Il me reste encore une petite lueur d'espérance pour ce printemps; je me flatte encore, sans trop de fondement à la vérité, de vous revoir et de vous embrasser, vous priant de me croire avec bien de l'estime,
Mon cher comte,
Votre très-fidèlement affectionné ami,
Federic.
9. AU MÊME.
Berlin, 29 janvier 1739.
Mon cher comte,
L'approbation que vous donnez à ma symphonie m'est d'un prix bien flatteur; si j'étais capable de vanité, je crois que j'en prendrais à présent. Être approuvé par des ignorants n'est pas un grand avantage, car, si leurs louanges inspirent de l'orgueil, leur ignorance est comme l'antidote qui rabaisse aussitôt ces premiers sentiments; c'est la lance d'Achille,230-a qui fait le mal et le guérit. Mais s'entendre applaudir par une personne de goût, par un connaisseur, par un ami dont on se persuade qu'il est au-dessus de la flatterie, c'est, mon cher comte, l'épreuve la plus difficile qu'ait à soutenir l'amour-propre. J'espère cependant que vous ne me ferez pas tourner la tête pour cette fois; mais, pour éviter à l'avenir un hasard semblable, je vous prie de vouloir ajouter à vos approbations quelques grains de critique, qui seront comme le contre-poids de vos suffrages, en cas que je les mérite à l'avenir.
Vous allez donc recueillir en Hollande ces fruits que la fortune fait mûrir pour vous si lentement? Je vous souhaite toute la satisfaction imaginable dans l'absence que vous allez faire; en vous abandonnant à la Hollande pour cette année, je me réserve l'espérance pour la suivante, comme Alexandre se la réserva pour la conquête du monde.
Ne vous laites point, je vous prie, une trop grande idée de Remusberg. C'est une retraite, c'est un lieu d'étude, où règne l'amitié et le repos. Tout y est fort simple; nous y fuyons l'extraordinaire et le brillant. Vous y seriez toujours reçu à bras ouverts, en qualité d'homme de mérite et d'esprit, en qualité de frère franc-maçon; et, sous les auspices sacrés de l'amitié, je vous compte comme citoyen<231> d'un endroit que j'ai voué à l'amitié, comme saint Louis son royaume à la Vierge.
Une indisposition m'a empêché de vous répondre plus tôt; n'en soupçonnez point d'autre cause, et faites, je vous prie, un fond certain sur les sentiments d'amitié, d'estime et de considération avec lesquels je suis à jamais,
Mon cher comte,
Votre très-fidèlement affectionné ami,
Federic.
10. AU MÊME.
Remusberg, 15 février 1739.

##############################

▶ Consigne écrite 1:
Dans les enregistrements, recopiez à l'identique le passage qui va de la ligne contenant "data-label: 37.50% xyxy=(124,223,166,236)" jusqu'à la ligne contenant "Decompose this screenshot", ces deux lignes comprises.
▶ Consigne écrite 2:
Poursuivez l'extrait de correspondance au-delà de sa dernière ligne.
L'extrait de correspondance et les enregistrements constituent deux documents indépendants.

##############################

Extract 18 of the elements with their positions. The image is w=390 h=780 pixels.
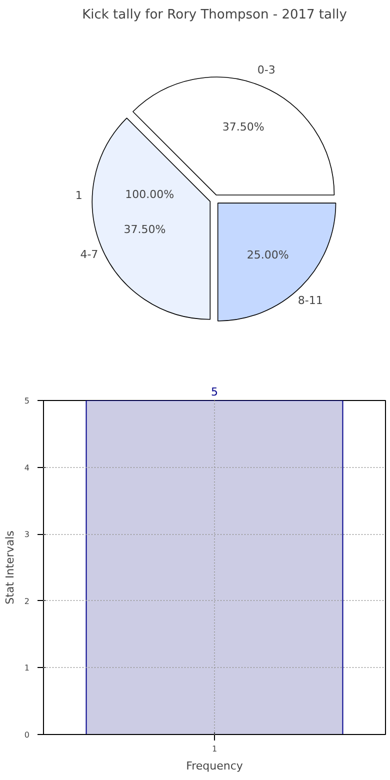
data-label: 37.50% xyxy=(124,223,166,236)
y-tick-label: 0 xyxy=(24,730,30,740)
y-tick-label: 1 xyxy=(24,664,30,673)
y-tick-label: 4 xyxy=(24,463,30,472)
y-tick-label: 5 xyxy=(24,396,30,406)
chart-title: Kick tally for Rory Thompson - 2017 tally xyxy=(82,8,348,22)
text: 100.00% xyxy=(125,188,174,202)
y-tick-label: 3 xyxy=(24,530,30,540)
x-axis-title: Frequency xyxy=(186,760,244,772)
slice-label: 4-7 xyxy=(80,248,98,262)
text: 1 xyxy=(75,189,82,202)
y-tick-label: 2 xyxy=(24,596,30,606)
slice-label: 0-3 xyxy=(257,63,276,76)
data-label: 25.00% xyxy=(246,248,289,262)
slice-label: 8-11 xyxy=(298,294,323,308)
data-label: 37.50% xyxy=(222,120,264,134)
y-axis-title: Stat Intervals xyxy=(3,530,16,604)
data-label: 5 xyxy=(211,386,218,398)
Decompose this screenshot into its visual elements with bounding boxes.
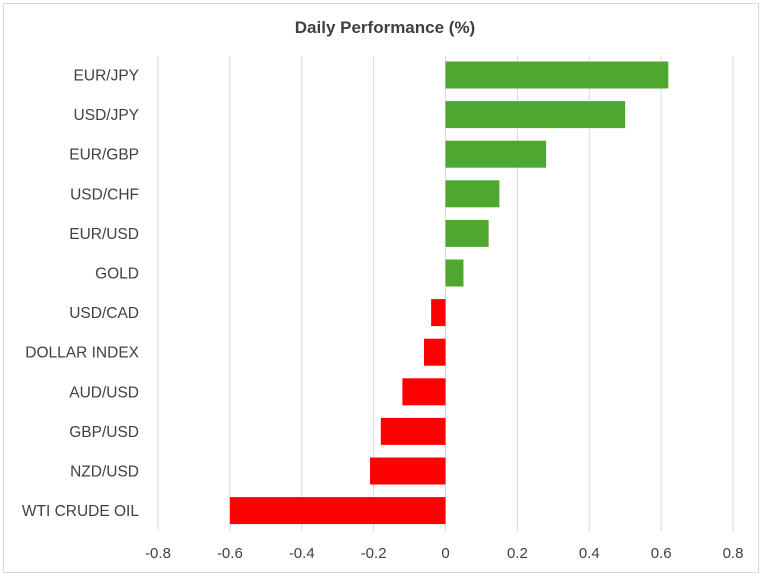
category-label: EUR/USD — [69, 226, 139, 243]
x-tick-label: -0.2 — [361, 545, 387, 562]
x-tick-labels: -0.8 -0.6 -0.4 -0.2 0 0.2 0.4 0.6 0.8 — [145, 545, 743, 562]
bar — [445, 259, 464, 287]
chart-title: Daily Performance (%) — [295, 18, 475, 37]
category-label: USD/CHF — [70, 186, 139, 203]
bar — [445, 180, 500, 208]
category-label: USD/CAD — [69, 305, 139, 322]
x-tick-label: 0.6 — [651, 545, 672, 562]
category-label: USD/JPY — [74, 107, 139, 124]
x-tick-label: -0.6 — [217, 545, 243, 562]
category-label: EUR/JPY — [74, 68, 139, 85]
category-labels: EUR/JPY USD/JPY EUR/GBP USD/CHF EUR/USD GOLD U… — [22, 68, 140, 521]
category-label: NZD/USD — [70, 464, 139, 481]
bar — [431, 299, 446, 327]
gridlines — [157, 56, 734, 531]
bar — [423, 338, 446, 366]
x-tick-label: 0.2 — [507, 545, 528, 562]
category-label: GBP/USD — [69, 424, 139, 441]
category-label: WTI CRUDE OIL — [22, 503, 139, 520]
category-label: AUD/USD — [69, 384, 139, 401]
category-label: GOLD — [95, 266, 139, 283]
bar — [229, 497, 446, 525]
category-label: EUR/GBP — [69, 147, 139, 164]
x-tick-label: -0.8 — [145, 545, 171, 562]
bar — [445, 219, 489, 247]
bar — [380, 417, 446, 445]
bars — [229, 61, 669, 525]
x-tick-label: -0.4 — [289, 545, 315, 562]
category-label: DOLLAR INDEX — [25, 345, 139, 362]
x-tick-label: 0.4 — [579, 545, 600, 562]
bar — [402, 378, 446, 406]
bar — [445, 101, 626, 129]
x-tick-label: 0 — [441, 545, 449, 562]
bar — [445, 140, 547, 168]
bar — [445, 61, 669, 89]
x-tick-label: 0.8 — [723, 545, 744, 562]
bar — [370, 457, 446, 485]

##############################

▶ Réponse attendue 1:
data-label: 37.50% xyxy=(124,223,166,236)
y-tick-label: 0 xyxy=(24,730,30,740)
y-tick-label: 1 xyxy=(24,664,30,673)
y-tick-label: 4 xyxy=(24,463,30,472)
y-tick-label: 5 xyxy=(24,396,30,406)
chart-title: Kick tally for Rory Thompson - 2017 tally xyxy=(82,8,348,22)
text: 100.00% xyxy=(125,188,174,202)
y-tick-label: 3 xyxy=(24,530,30,540)
x-axis-title: Frequency xyxy=(186,760,244,772)
slice-label: 4-7 xyxy=(80,248,98,262)
text: 1 xyxy=(75,189,82,202)
y-tick-label: 2 xyxy=(24,596,30,606)
slice-label: 0-3 xyxy=(257,63,276,76)
data-label: 25.00% xyxy=(246,248,289,262)
slice-label: 8-11 xyxy=(298,294,323,308)
data-label: 37.50% xyxy=(222,120,264,134)
y-axis-title: Stat Intervals xyxy=(3,530,16,604)
data-label: 5 xyxy=(211,386,218,398)
Decompose this screenshot into its visual elements with bounding boxes.

▶ Réponse attendue 2:
Mon cher comte,
Des indispositions continuelles m'ont empêché de vous répondre à la dernière lettre que vous m'avez fait le plaisir de m'écrire. A présent que ma santé reconvalescente me donne du répit, j'embrasse ce moment pour vous remercier du concert que vous avez eu la bonté de m'envoyer. On l'exécutera ce soir; j'ai examiné les parties, qui me paraissent fort justes, et la composition très-pure. Je me vois enfin de retour ici, où je suis comme séquestré hors du inonde, dans une solitude où les grands hommes de l'antiquité et les savants modernes me tiennent compagnie. Le triage est tout fait; on n'a pas besoin de choisir longtemps, car ce qu'il y a eu de réprouvable dans l'antiquité s'est perdu dans la foule, et n'est point parvenu jusqu'à nous.
Je ne suis point un homme, mon cher comte, ni à cent mille ducats, ni à mille pistoles, ainsi que le cabinet curieux dont vous me<232> parlez surpasse mes forces. Si le propriétaire voulait permettre qu'on choisît quelques bustes, en ce cas, j'en achèterais quatre que je nommerais; mais s'il veut se défaire de tout son cabinet à la fois, il faut qu'il s'adresse à des personnes plus opulentes que je ne le suis.
Adieu, mon cher comte; ma faiblesse m'empêche de vous en dire davantage. Je me réserve à une autre fois d'être plus prolixe, vous priant de me croire avec une estime parfaite,
Mon cher comte,
Votre très-fidèlement affectionné ami,
Federic.
11. AU MÊME.
Remusberg, 11 mars 1739.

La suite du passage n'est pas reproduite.